What needs to be done: Single out the lines of the material that contain "para" and copy them.

Exercise materials:
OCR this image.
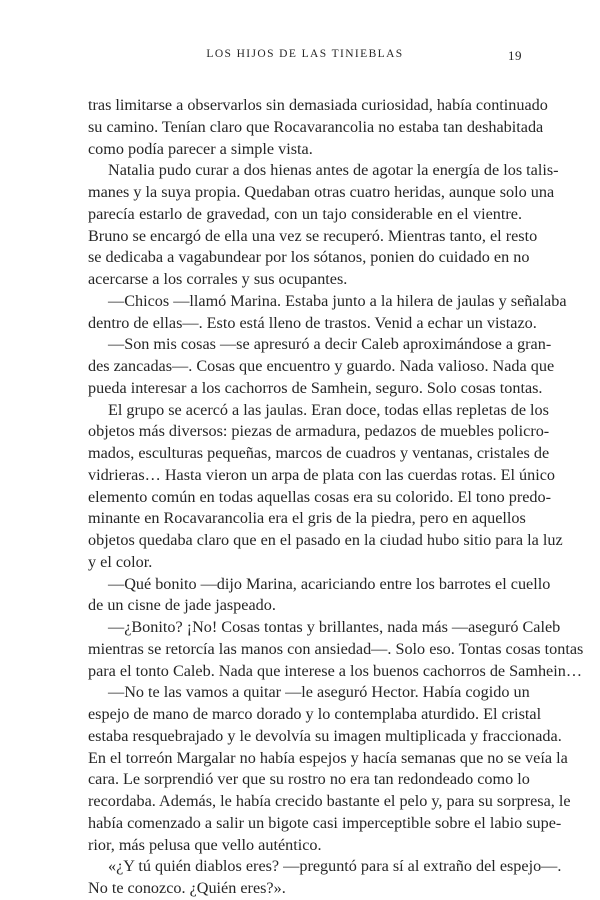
LOS HIJOS DE LAS TINIEBLAS	19
tras limitarse a observarlos sin demasiada curiosidad, había continuado
su camino. Tenían claro que Rocavarancolia no estaba tan deshabitada
como podía parecer a simple vista.
Natalia pudo curar a dos hienas antes de agotar la energía de los talis-
manes y la suya propia. Quedaban otras cuatro heridas, aunque solo una
parecía estarlo de gravedad, con un tajo considerable en el vientre.
Bruno se encargó de ella una vez se recuperó. Mientras tanto, el resto
se dedicaba a vagabundear por los sótanos, ponien do cuidado en no
acercarse a los corrales y sus ocupantes.
—Chicos —llamó Marina. Estaba junto a la hilera de jaulas y señalaba
dentro de ellas—. Esto está lleno de trastos. Venid a echar un vistazo.
—Son mis cosas —se apresuró a decir Caleb aproximándose a gran-
des zancadas—. Cosas que encuentro y guardo. Nada valioso. Nada que
pueda interesar a los cachorros de Samhein, seguro. Solo cosas tontas.
El grupo se acercó a las jaulas. Eran doce, todas ellas repletas de los
objetos más diversos: piezas de armadura, pedazos de muebles policro-
mados, esculturas pequeñas, marcos de cuadros y ventanas, cristales de
vidrieras… Hasta vieron un arpa de plata con las cuerdas rotas. El único
elemento común en todas aquellas cosas era su colorido. El tono predo-
minante en Rocavarancolia era el gris de la piedra, pero en aquellos
objetos quedaba claro que en el pasado en la ciudad hubo sitio para la luz
y el color.
—Qué bonito —dijo Marina, acariciando entre los barrotes el cuello
de un cisne de jade jaspeado.
—¿Bonito? ¡No! Cosas tontas y brillantes, nada más —aseguró Caleb
mientras se retorcía las manos con ansiedad—. Solo eso. Tontas cosas tontas
para el tonto Caleb. Nada que interese a los buenos cachorros de Samhein…
—No te las vamos a quitar —le aseguró Hector. Había cogido un
espejo de mano de marco dorado y lo contemplaba aturdido. El cristal
estaba resquebrajado y le devolvía su imagen multiplicada y fraccionada.
En el torreón Margalar no había espejos y hacía semanas que no se veía la
cara. Le sorprendió ver que su rostro no era tan redondeado como lo
recordaba. Además, le había crecido bastante el pelo y, para su sorpresa, le
había comenzado a salir un bigote casi imperceptible sobre el labio supe-
rior, más pelusa que vello auténtico.
«¿Y tú quién diablos eres? —preguntó para sí al extraño del espejo—.
No te conozco. ¿Quién eres?».
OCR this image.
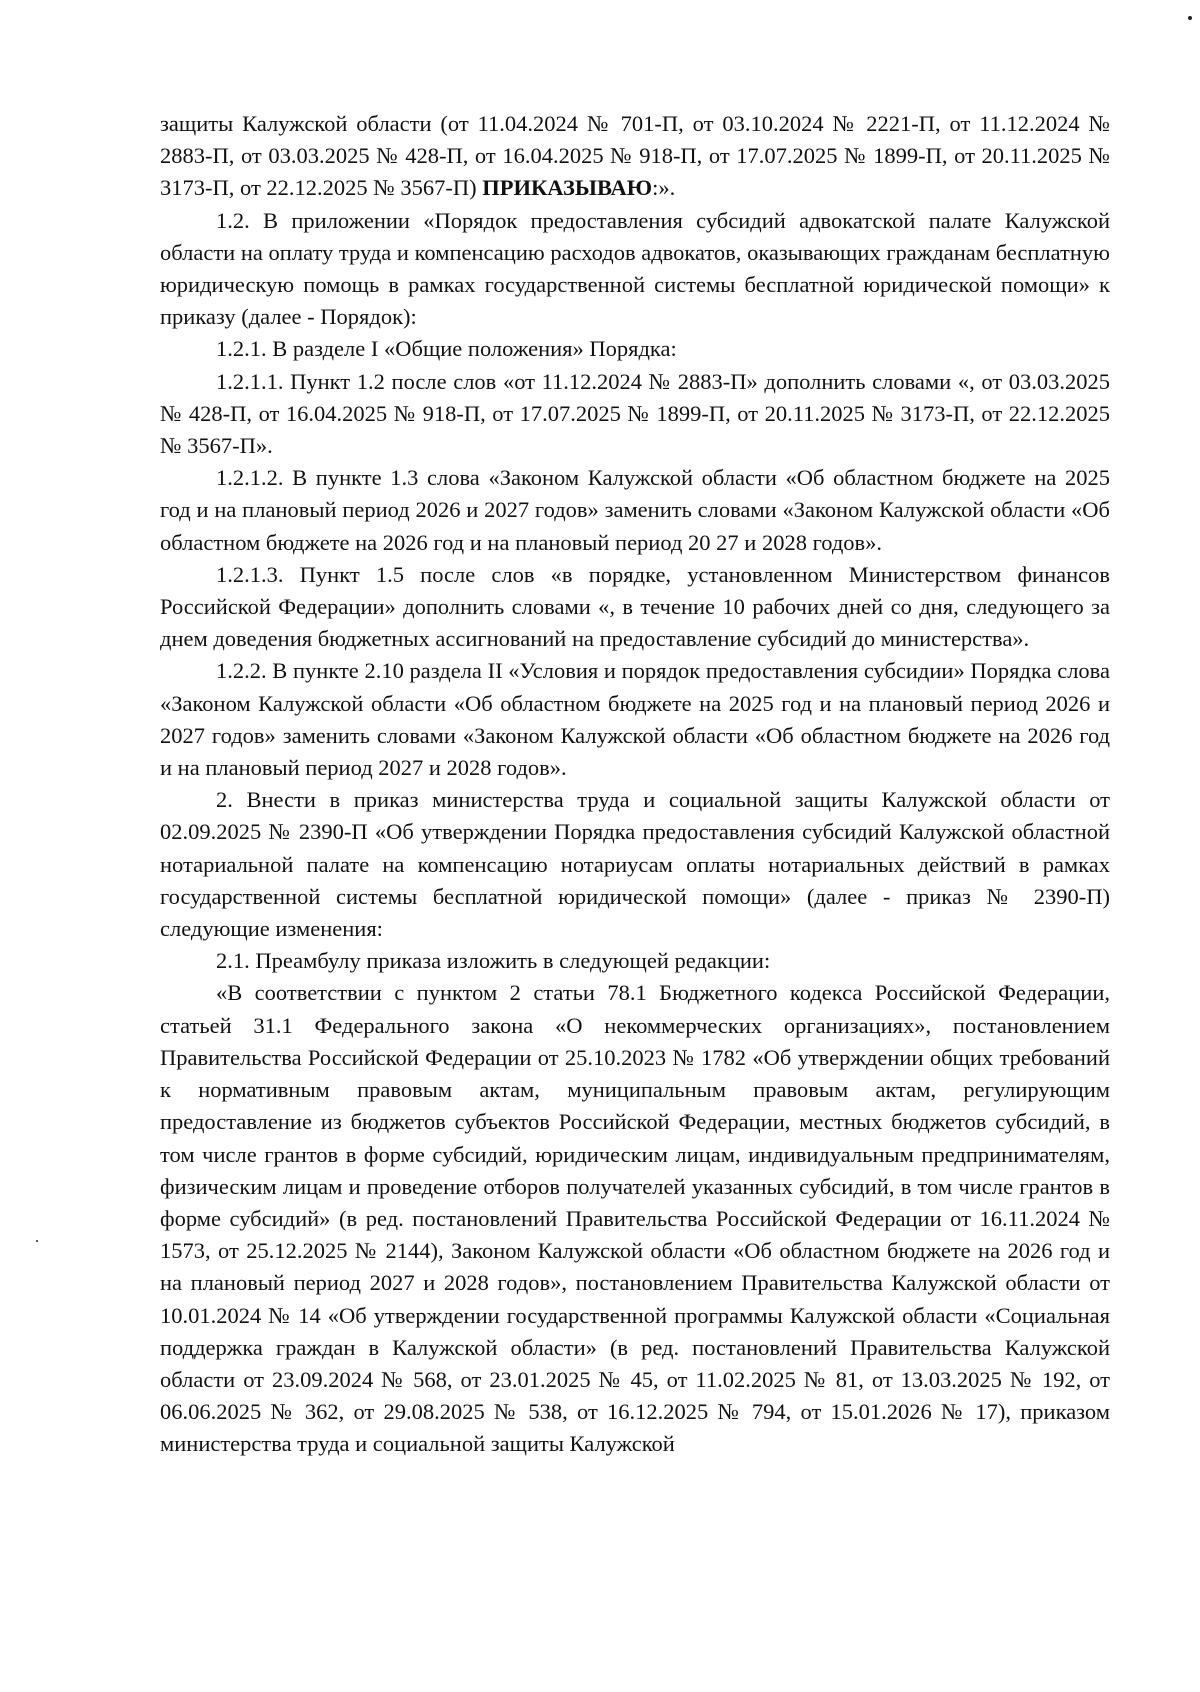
защиты Калужской области (от 11.04.2024 № 701-П, от 03.10.2024 № 2221-П, от 11.12.2024 № 2883-П, от 03.03.2025 № 428-П, от 16.04.2025 № 918-П, от 17.07.2025 № 1899-П, от 20.11.2025 № 3173-П, от 22.12.2025 № 3567-П) ПРИКАЗЫВАЮ:».

1.2. В приложении «Порядок предоставления субсидий адвокатской палате Калужской области на оплату труда и компенсацию расходов адвокатов, оказывающих гражданам бесплатную юридическую помощь в рамках государственной системы бесплатной юридической помощи» к приказу (далее - Порядок):

1.2.1. В разделе I «Общие положения» Порядка:

1.2.1.1. Пункт 1.2 после слов «от 11.12.2024 № 2883-П» дополнить словами «, от 03.03.2025 № 428-П, от 16.04.2025 № 918-П, от 17.07.2025 № 1899-П, от 20.11.2025 № 3173-П, от 22.12.2025 № 3567-П».

1.2.1.2. В пункте 1.3 слова «Законом Калужской области «Об областном бюджете на 2025 год и на плановый период 2026 и 2027 годов» заменить словами «Законом Калужской области «Об областном бюджете на 2026 год и на плановый период 20 27 и 2028 годов».

1.2.1.3. Пункт 1.5 после слов «в порядке, установленном Министерством финансов Российской Федерации» дополнить словами «, в течение 10 рабочих дней со дня, следующего за днем доведения бюджетных ассигнований на предоставление субсидий до министерства».

1.2.2. В пункте 2.10 раздела II «Условия и порядок предоставления субсидии» Порядка слова «Законом Калужской области «Об областном бюджете на 2025 год и на плановый период 2026 и 2027 годов» заменить словами «Законом Калужской области «Об областном бюджете на 2026 год и на плановый период 2027 и 2028 годов».

2. Внести в приказ министерства труда и социальной защиты Калужской области от 02.09.2025 № 2390-П «Об утверждении Порядка предоставления субсидий Калужской областной нотариальной палате на компенсацию нотариусам оплаты нотариальных действий в рамках государственной системы бесплатной юридической помощи» (далее - приказ № 2390-П) следующие изменения:

2.1. Преамбулу приказа изложить в следующей редакции:

«В соответствии с пунктом 2 статьи 78.1 Бюджетного кодекса Российской Федерации, статьей 31.1 Федерального закона «О некоммерческих организациях», постановлением Правительства Российской Федерации от 25.10.2023 № 1782 «Об утверждении общих требований к нормативным правовым актам, муниципальным правовым актам, регулирующим предоставление из бюджетов субъектов Российской Федерации, местных бюджетов субсидий, в том числе грантов в форме субсидий, юридическим лицам, индивидуальным предпринимателям, физическим лицам и проведение отборов получателей указанных субсидий, в том числе грантов в форме субсидий» (в ред. постановлений Правительства Российской Федерации от 16.11.2024 № 1573, от 25.12.2025 № 2144), Законом Калужской области «Об областном бюджете на 2026 год и на плановый период 2027 и 2028 годов», постановлением Правительства Калужской области от 10.01.2024 № 14 «Об утверждении государственной программы Калужской области «Социальная поддержка граждан в Калужской области» (в ред. постановлений Правительства Калужской области от 23.09.2024 № 568, от 23.01.2025 № 45, от 11.02.2025 № 81, от 13.03.2025 № 192, от 06.06.2025 № 362, от 29.08.2025 № 538, от 16.12.2025 № 794, от 15.01.2026 № 17), приказом министерства труда и социальной защиты Калужской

Full answer:
objetos quedaba claro que en el pasado en la ciudad hubo sitio para la luz
para el tonto Caleb. Nada que interese a los buenos cachorros de Samhein…
recordaba. Además, le había crecido bastante el pelo y, para su sorpresa, le
«¿Y tú quién diablos eres? —preguntó para sí al extraño del espejo—.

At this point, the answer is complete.